▶ THE PROBLEM: Of all the lines in the records below, how many hold the word "this"? Give the number alone.

▶ ENTRIES:
## START

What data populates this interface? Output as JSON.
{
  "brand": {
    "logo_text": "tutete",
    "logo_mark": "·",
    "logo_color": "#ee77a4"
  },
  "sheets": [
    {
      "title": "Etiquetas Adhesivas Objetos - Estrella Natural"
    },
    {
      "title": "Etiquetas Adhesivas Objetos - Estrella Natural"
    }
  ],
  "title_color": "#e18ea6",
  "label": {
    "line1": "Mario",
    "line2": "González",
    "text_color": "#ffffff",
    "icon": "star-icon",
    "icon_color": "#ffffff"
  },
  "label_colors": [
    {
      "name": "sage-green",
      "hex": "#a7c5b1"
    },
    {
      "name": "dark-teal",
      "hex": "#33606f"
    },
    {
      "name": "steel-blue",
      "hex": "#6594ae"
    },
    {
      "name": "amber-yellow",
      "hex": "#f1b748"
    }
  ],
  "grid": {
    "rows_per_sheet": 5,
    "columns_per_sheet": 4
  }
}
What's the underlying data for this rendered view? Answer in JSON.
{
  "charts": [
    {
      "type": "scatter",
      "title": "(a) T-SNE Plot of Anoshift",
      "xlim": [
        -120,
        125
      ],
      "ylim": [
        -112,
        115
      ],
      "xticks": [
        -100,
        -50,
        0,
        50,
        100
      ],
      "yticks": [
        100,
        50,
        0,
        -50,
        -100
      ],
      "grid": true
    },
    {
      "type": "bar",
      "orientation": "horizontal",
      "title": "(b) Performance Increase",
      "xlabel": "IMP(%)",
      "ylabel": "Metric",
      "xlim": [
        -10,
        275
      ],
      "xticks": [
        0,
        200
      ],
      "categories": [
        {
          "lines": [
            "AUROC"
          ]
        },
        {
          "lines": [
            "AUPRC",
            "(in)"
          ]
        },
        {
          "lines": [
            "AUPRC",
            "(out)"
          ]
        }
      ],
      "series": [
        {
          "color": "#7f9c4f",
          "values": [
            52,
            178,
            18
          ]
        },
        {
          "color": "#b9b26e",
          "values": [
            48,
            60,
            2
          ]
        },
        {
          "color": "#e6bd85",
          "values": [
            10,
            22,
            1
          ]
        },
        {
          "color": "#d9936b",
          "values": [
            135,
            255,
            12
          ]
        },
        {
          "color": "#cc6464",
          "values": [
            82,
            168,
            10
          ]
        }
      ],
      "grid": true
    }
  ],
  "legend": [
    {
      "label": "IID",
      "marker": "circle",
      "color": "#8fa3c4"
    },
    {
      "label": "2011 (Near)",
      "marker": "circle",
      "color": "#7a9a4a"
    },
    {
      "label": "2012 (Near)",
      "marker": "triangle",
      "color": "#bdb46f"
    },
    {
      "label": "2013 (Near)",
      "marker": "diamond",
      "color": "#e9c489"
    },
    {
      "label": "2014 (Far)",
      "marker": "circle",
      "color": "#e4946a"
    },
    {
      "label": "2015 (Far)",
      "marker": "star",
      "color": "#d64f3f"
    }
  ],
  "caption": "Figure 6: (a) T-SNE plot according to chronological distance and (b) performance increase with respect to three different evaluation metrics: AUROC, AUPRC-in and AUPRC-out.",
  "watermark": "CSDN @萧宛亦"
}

## END

▶ THE RESULT: 2